## [Your instructions]
Rewrite the items between the line holding "Give bounding boxes" and the line holding "- clause-2-3: 2.3.", inclusive, with "bounding boxes" changed to "box coordinates" and everything else left as it is.

## [Data in this exercise]
◆ ◆ ◆ ◆

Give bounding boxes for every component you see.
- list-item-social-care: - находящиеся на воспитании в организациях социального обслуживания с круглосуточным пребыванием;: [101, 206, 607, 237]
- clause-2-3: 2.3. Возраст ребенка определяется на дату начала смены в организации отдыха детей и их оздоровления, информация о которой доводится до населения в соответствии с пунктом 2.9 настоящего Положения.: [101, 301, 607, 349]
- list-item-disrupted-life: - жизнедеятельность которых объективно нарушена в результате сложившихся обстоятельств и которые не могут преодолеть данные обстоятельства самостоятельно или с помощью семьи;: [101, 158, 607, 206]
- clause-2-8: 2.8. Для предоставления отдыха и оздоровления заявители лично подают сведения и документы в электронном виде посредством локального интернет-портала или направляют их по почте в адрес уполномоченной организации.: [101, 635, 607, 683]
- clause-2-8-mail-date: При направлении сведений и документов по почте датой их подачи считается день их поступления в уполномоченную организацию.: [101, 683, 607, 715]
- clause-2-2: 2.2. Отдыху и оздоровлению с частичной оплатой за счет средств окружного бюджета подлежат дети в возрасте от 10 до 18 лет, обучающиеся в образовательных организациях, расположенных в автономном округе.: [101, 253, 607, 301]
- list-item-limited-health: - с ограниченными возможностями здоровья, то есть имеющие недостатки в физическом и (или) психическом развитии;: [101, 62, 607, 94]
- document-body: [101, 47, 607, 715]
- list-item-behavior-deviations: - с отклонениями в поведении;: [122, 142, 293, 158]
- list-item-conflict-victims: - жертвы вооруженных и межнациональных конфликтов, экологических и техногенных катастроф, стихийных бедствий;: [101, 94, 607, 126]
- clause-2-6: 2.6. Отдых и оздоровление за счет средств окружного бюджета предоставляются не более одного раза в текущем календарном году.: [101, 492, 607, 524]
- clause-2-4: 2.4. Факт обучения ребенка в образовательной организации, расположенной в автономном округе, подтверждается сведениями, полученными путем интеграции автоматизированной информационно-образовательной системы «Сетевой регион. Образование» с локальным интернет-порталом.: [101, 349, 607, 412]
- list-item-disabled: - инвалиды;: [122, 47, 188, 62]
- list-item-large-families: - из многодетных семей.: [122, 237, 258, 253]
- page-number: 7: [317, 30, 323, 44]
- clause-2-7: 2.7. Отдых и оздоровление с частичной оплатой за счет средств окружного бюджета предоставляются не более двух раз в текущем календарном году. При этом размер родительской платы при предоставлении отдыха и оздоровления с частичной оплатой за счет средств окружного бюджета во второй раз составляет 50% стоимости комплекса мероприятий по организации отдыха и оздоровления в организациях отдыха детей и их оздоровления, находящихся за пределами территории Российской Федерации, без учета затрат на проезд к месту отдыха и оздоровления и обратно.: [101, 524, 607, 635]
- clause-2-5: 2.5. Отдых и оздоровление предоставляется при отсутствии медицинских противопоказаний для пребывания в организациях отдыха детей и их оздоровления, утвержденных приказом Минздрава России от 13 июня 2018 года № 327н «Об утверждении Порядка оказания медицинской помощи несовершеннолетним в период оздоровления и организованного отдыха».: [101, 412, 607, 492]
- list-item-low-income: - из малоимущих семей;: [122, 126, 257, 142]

◆ ◆ ◆ ◆

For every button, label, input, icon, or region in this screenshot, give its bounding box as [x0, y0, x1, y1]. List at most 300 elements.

◆ ◆ ◆ ◆

## [Full response]
Give box coordinates for every component you see.
- list-item-social-care: - находящиеся на воспитании в организациях социального обслуживания с круглосуточным пребыванием;: [101, 206, 607, 237]
- clause-2-3: 2.3. Возраст ребенка определяется на дату начала смены в организации отдыха детей и их оздоровления, информация о которой доводится до населения в соответствии с пунктом 2.9 настоящего Положения.: [101, 301, 607, 349]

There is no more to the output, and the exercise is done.